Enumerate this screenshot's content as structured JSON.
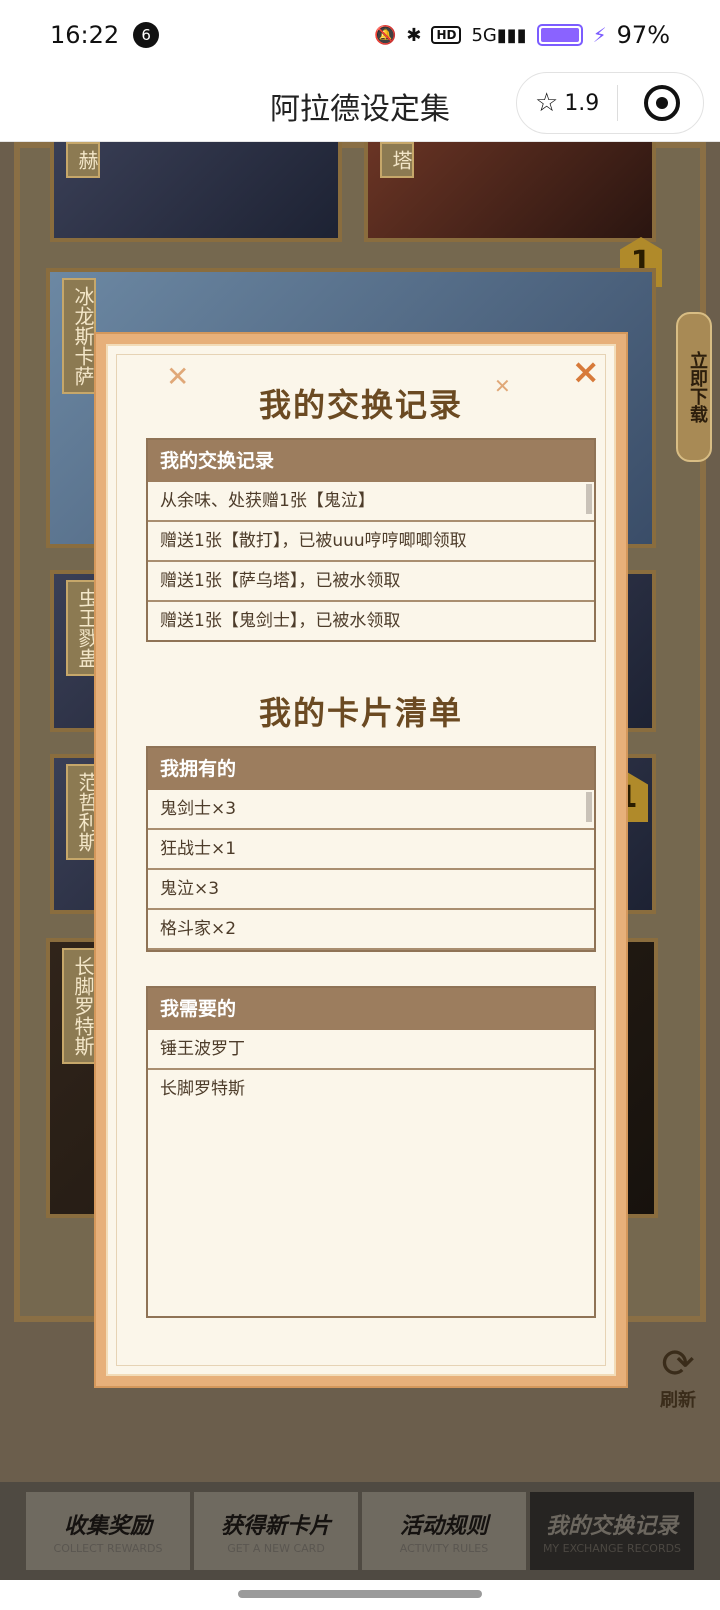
{
  "status_bar": {
    "time": "16:22",
    "notification_count": "6",
    "hd_label": "HD",
    "network_label": "5G",
    "battery_percent": "97%"
  },
  "title_bar": {
    "title": "阿拉德设定集",
    "rating": "1.9"
  },
  "background": {
    "card_labels": [
      "赫",
      "塔",
      "冰龙斯卡萨",
      "虫王戮蛊",
      "范哲利斯",
      "长脚罗特斯"
    ],
    "badge_count": "1",
    "download_label": "立即下载",
    "refresh_label": "刷新"
  },
  "bottom_nav": [
    {
      "zh": "收集奖励",
      "en": "COLLECT REWARDS"
    },
    {
      "zh": "获得新卡片",
      "en": "GET A NEW CARD"
    },
    {
      "zh": "活动规则",
      "en": "ACTIVITY RULES"
    },
    {
      "zh": "我的交换记录",
      "en": "MY EXCHANGE RECORDS"
    }
  ],
  "modal": {
    "heading_records": "我的交换记录",
    "records_panel_title": "我的交换记录",
    "records": [
      "从余味、处获赠1张【鬼泣】",
      "赠送1张【散打】，已被uuu哼哼唧唧领取",
      "赠送1张【萨乌塔】，已被水领取",
      "赠送1张【鬼剑士】，已被水领取"
    ],
    "heading_cards": "我的卡片清单",
    "owned_panel_title": "我拥有的",
    "owned": [
      "鬼剑士×3",
      "狂战士×1",
      "鬼泣×3",
      "格斗家×2"
    ],
    "needed_panel_title": "我需要的",
    "needed": [
      "锤王波罗丁",
      "长脚罗特斯"
    ],
    "close_label": "×"
  }
}
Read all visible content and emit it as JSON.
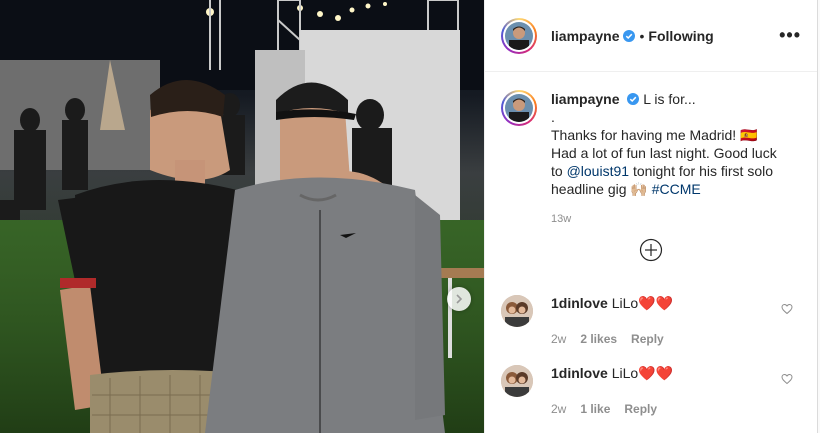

▸ TASK REQUIREMENTS
Reply with nothing except the number of lines in the listing above that include "我的交换记录".

▸ THE SOLUTION
3